WHAT TO WORK ON | Drop every picture and give the entries back exactly.

↓

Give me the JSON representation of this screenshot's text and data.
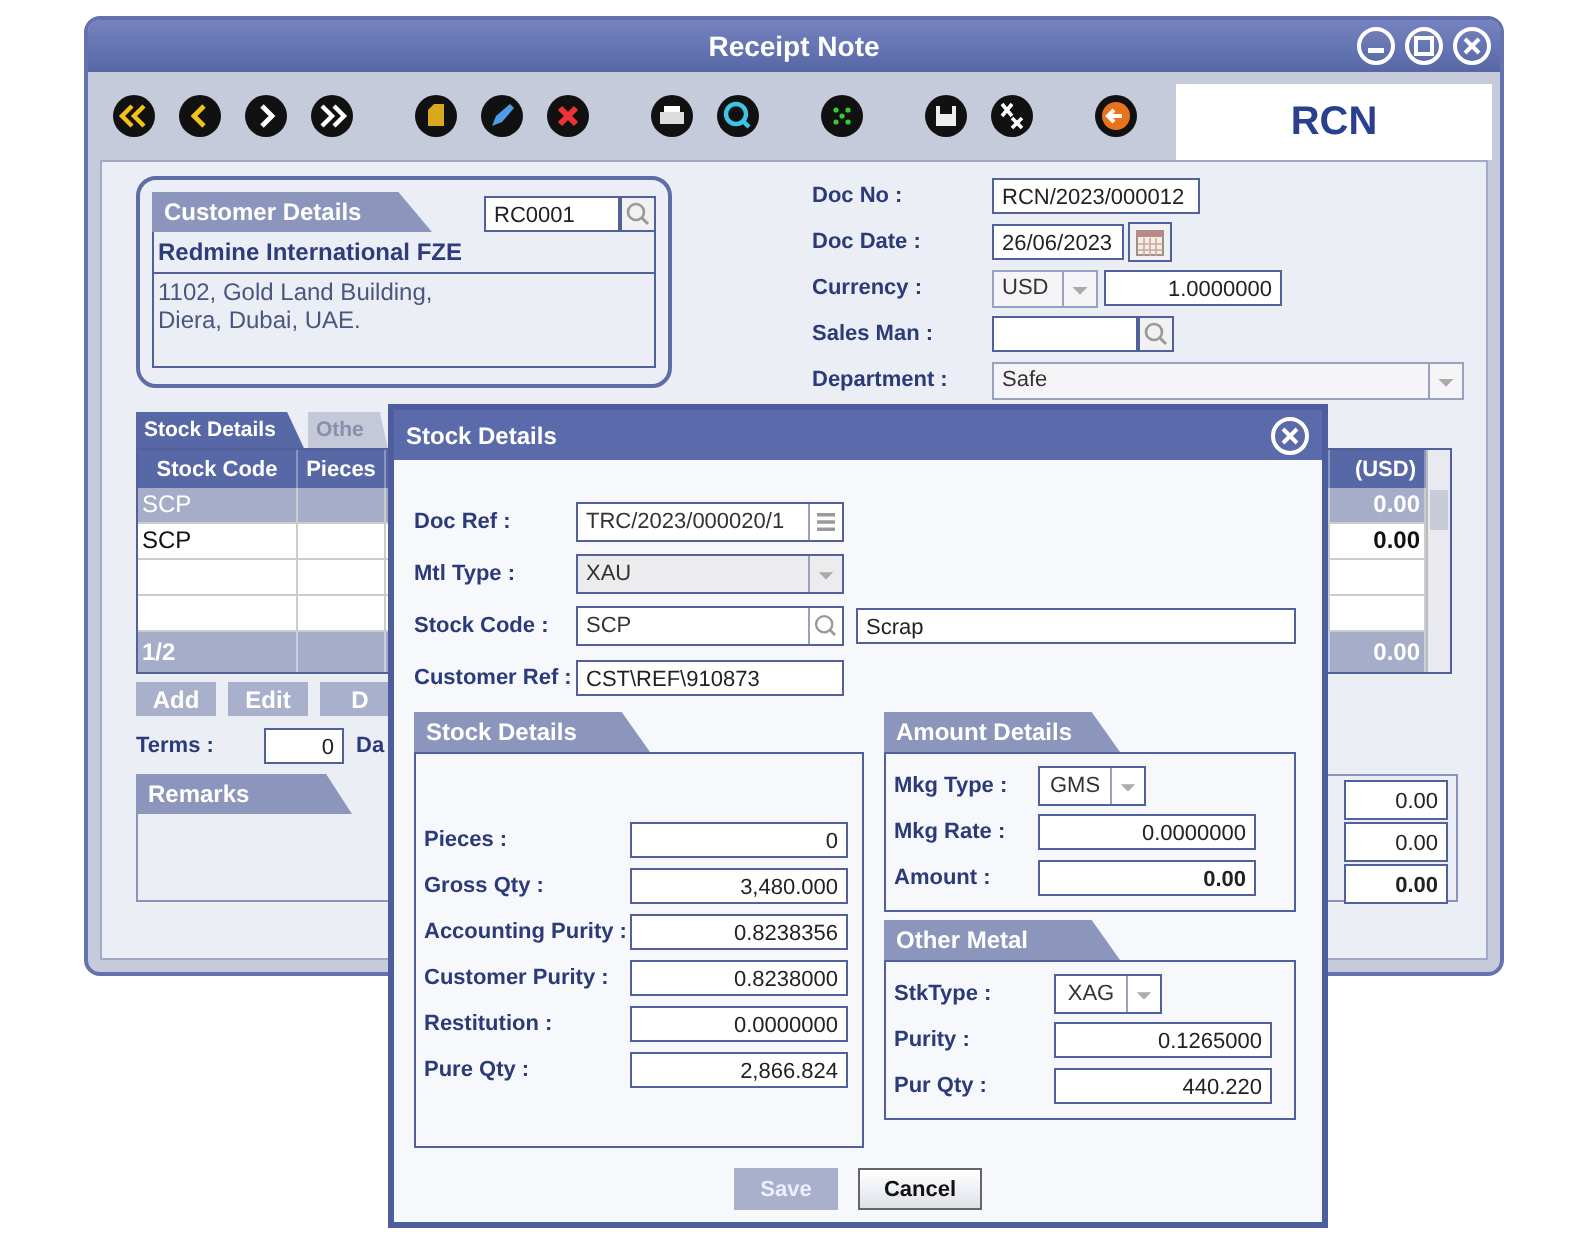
{
  "window": {
    "title": "Receipt Note"
  },
  "badge": "RCN",
  "customer": {
    "tab": "Customer Details",
    "code": "RC0001",
    "name": "Redmine International FZE",
    "address": [
      "1102, Gold Land Building,",
      "Diera, Dubai, UAE."
    ]
  },
  "header_fields": [
    {
      "label": "Doc No :",
      "kind": "text",
      "value": "RCN/2023/000012"
    },
    {
      "label": "Doc Date :",
      "kind": "date",
      "value": "26/06/2023"
    },
    {
      "label": "Currency :",
      "kind": "currency",
      "value": "USD",
      "rate": "1.0000000"
    },
    {
      "label": "Sales Man :",
      "kind": "lookup"
    },
    {
      "label": "Department :",
      "kind": "select",
      "value": "Safe"
    }
  ],
  "tabs": [
    {
      "label": "Stock Details",
      "selected": true
    },
    {
      "label": "Othe",
      "selected": false
    }
  ],
  "grid": {
    "columns": [
      "Stock Code",
      "Pieces",
      "(USD)"
    ],
    "rows": [
      {
        "code": "SCP",
        "amount": "0.00",
        "selected": true
      },
      {
        "code": "SCP",
        "amount": "0.00",
        "selected": false
      }
    ],
    "footer": {
      "count": "1/2",
      "amount": "0.00"
    }
  },
  "grid_buttons": [
    "Add",
    "Edit",
    "D"
  ],
  "terms": {
    "label": "Terms :",
    "value": "0",
    "next_label": "Da"
  },
  "remarks": {
    "tab": "Remarks"
  },
  "totals": [
    {
      "value": "0.00",
      "bold": false
    },
    {
      "value": "0.00",
      "bold": false
    },
    {
      "value": "0.00",
      "bold": true
    }
  ],
  "dialog": {
    "title": "Stock Details",
    "fields": [
      {
        "label": "Doc Ref :",
        "kind": "list",
        "value": "TRC/2023/000020/1"
      },
      {
        "label": "Mtl Type :",
        "kind": "select",
        "value": "XAU",
        "disabled": true
      },
      {
        "label": "Stock Code :",
        "kind": "lookup",
        "value": "SCP",
        "description": "Scrap"
      },
      {
        "label": "Customer Ref :",
        "kind": "text",
        "value": "CST\\REF\\910873"
      }
    ],
    "stock_details": {
      "title": "Stock Details",
      "fields": [
        {
          "label": "Pieces :",
          "kind": "number",
          "value": "0"
        },
        {
          "label": "Gross Qty :",
          "kind": "number",
          "value": "3,480.000"
        },
        {
          "label": "Accounting Purity :",
          "kind": "number",
          "value": "0.8238356"
        },
        {
          "label": "Customer Purity :",
          "kind": "number",
          "value": "0.8238000"
        },
        {
          "label": "Restitution :",
          "kind": "number",
          "value": "0.0000000"
        },
        {
          "label": "Pure Qty :",
          "kind": "number",
          "value": "2,866.824"
        }
      ]
    },
    "amount_details": {
      "title": "Amount Details",
      "fields": [
        {
          "label": "Mkg Type :",
          "kind": "select",
          "value": "GMS"
        },
        {
          "label": "Mkg Rate :",
          "kind": "number",
          "value": "0.0000000"
        },
        {
          "label": "Amount :",
          "kind": "number",
          "value": "0.00",
          "bold": true
        }
      ]
    },
    "other_metal": {
      "title": "Other Metal",
      "fields": [
        {
          "label": "StkType :",
          "kind": "select",
          "value": "XAG"
        },
        {
          "label": "Purity :",
          "kind": "number",
          "value": "0.1265000"
        },
        {
          "label": "Pur Qty :",
          "kind": "number",
          "value": "440.220"
        }
      ]
    },
    "buttons": [
      {
        "label": "Save",
        "disabled": true
      },
      {
        "label": "Cancel",
        "disabled": false
      }
    ]
  }
}
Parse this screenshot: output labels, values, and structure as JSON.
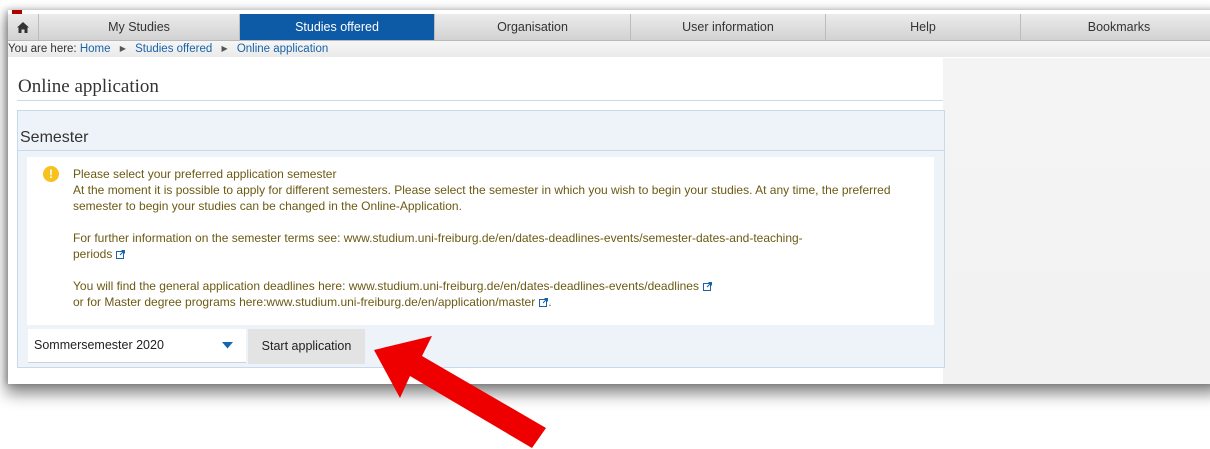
{
  "nav": {
    "tabs": [
      {
        "label": "My Studies",
        "active": false
      },
      {
        "label": "Studies offered",
        "active": true
      },
      {
        "label": "Organisation",
        "active": false
      },
      {
        "label": "User information",
        "active": false
      },
      {
        "label": "Help",
        "active": false
      },
      {
        "label": "Bookmarks",
        "active": false
      }
    ],
    "home_icon": "home-icon"
  },
  "breadcrumb": {
    "prefix": "You are here:",
    "items": [
      "Home",
      "Studies offered",
      "Online application"
    ]
  },
  "page": {
    "title": "Online application"
  },
  "semester": {
    "title": "Semester",
    "info": {
      "heading": "Please select your preferred application semester",
      "paragraph1": "At the moment it is possible to apply for different semesters. Please select the semester in which you wish to begin your studies. At any time, the preferred semester to begin your studies can be changed in the Online-Application.",
      "paragraph2_line1": "For further information on the semester terms see: www.studium.uni-freiburg.de/en/dates-deadlines-events/semester-dates-and-teaching-",
      "paragraph2_line2": "periods",
      "paragraph3_line1": "You will find the general application deadlines here: www.studium.uni-freiburg.de/en/dates-deadlines-events/deadlines",
      "paragraph3_line2": "or for Master degree programs here:www.studium.uni-freiburg.de/en/application/master",
      "paragraph3_end": "."
    },
    "select_value": "Sommersemester 2020",
    "start_button": "Start application"
  },
  "colors": {
    "active_tab": "#0d5aa7",
    "link": "#1a63a8",
    "info_text": "#6b5a14",
    "info_icon": "#f7c21c",
    "arrow": "#ee0000"
  }
}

↑

EXERCISE SOLUTION |
Give me the JSON representation of this screenshot's text and data.
{
  "window": {
    "title": "Receipt Note"
  },
  "badge": "RCN",
  "customer": {
    "tab": "Customer Details",
    "code": "RC0001",
    "name": "Redmine International FZE",
    "address": [
      "1102, Gold Land Building,",
      "Diera, Dubai, UAE."
    ]
  },
  "header_fields": [
    {
      "label": "Doc No :",
      "kind": "text",
      "value": "RCN/2023/000012"
    },
    {
      "label": "Doc Date :",
      "kind": "date",
      "value": "26/06/2023"
    },
    {
      "label": "Currency :",
      "kind": "currency",
      "value": "USD",
      "rate": "1.0000000"
    },
    {
      "label": "Sales Man :",
      "kind": "lookup"
    },
    {
      "label": "Department :",
      "kind": "select",
      "value": "Safe"
    }
  ],
  "tabs": [
    {
      "label": "Stock Details",
      "selected": true
    },
    {
      "label": "Othe",
      "selected": false
    }
  ],
  "grid": {
    "columns": [
      "Stock Code",
      "Pieces",
      "(USD)"
    ],
    "rows": [
      {
        "code": "SCP",
        "amount": "0.00",
        "selected": true
      },
      {
        "code": "SCP",
        "amount": "0.00",
        "selected": false
      }
    ],
    "footer": {
      "count": "1/2",
      "amount": "0.00"
    }
  },
  "grid_buttons": [
    "Add",
    "Edit",
    "D"
  ],
  "terms": {
    "label": "Terms :",
    "value": "0",
    "next_label": "Da"
  },
  "remarks": {
    "tab": "Remarks"
  },
  "totals": [
    {
      "value": "0.00",
      "bold": false
    },
    {
      "value": "0.00",
      "bold": false
    },
    {
      "value": "0.00",
      "bold": true
    }
  ],
  "dialog": {
    "title": "Stock Details",
    "fields": [
      {
        "label": "Doc Ref :",
        "kind": "list",
        "value": "TRC/2023/000020/1"
      },
      {
        "label": "Mtl Type :",
        "kind": "select",
        "value": "XAU",
        "disabled": true
      },
      {
        "label": "Stock Code :",
        "kind": "lookup",
        "value": "SCP",
        "description": "Scrap"
      },
      {
        "label": "Customer Ref :",
        "kind": "text",
        "value": "CST\\REF\\910873"
      }
    ],
    "stock_details": {
      "title": "Stock Details",
      "fields": [
        {
          "label": "Pieces :",
          "kind": "number",
          "value": "0"
        },
        {
          "label": "Gross Qty :",
          "kind": "number",
          "value": "3,480.000"
        },
        {
          "label": "Accounting Purity :",
          "kind": "number",
          "value": "0.8238356"
        },
        {
          "label": "Customer Purity :",
          "kind": "number",
          "value": "0.8238000"
        },
        {
          "label": "Restitution :",
          "kind": "number",
          "value": "0.0000000"
        },
        {
          "label": "Pure Qty :",
          "kind": "number",
          "value": "2,866.824"
        }
      ]
    },
    "amount_details": {
      "title": "Amount Details",
      "fields": [
        {
          "label": "Mkg Type :",
          "kind": "select",
          "value": "GMS"
        },
        {
          "label": "Mkg Rate :",
          "kind": "number",
          "value": "0.0000000"
        },
        {
          "label": "Amount :",
          "kind": "number",
          "value": "0.00",
          "bold": true
        }
      ]
    },
    "other_metal": {
      "title": "Other Metal",
      "fields": [
        {
          "label": "StkType :",
          "kind": "select",
          "value": "XAG"
        },
        {
          "label": "Purity :",
          "kind": "number",
          "value": "0.1265000"
        },
        {
          "label": "Pur Qty :",
          "kind": "number",
          "value": "440.220"
        }
      ]
    },
    "buttons": [
      {
        "label": "Save",
        "disabled": true
      },
      {
        "label": "Cancel",
        "disabled": false
      }
    ]
  }
}
Parse this screenshot: output labels, values, and structure as JSON.
{
  "nav": {
    "tabs": [
      {
        "label": "My Studies",
        "active": false
      },
      {
        "label": "Studies offered",
        "active": true
      },
      {
        "label": "Organisation",
        "active": false
      },
      {
        "label": "User information",
        "active": false
      },
      {
        "label": "Help",
        "active": false
      },
      {
        "label": "Bookmarks",
        "active": false
      }
    ],
    "home_icon": "home-icon"
  },
  "breadcrumb": {
    "prefix": "You are here:",
    "items": [
      "Home",
      "Studies offered",
      "Online application"
    ]
  },
  "page": {
    "title": "Online application"
  },
  "semester": {
    "title": "Semester",
    "info": {
      "heading": "Please select your preferred application semester",
      "paragraph1": "At the moment it is possible to apply for different semesters. Please select the semester in which you wish to begin your studies. At any time, the preferred semester to begin your studies can be changed in the Online-Application.",
      "paragraph2_line1": "For further information on the semester terms see: www.studium.uni-freiburg.de/en/dates-deadlines-events/semester-dates-and-teaching-",
      "paragraph2_line2": "periods",
      "paragraph3_line1": "You will find the general application deadlines here: www.studium.uni-freiburg.de/en/dates-deadlines-events/deadlines",
      "paragraph3_line2": "or for Master degree programs here:www.studium.uni-freiburg.de/en/application/master",
      "paragraph3_end": "."
    },
    "select_value": "Sommersemester 2020",
    "start_button": "Start application"
  },
  "colors": {
    "active_tab": "#0d5aa7",
    "link": "#1a63a8",
    "info_text": "#6b5a14",
    "info_icon": "#f7c21c",
    "arrow": "#ee0000"
  }
}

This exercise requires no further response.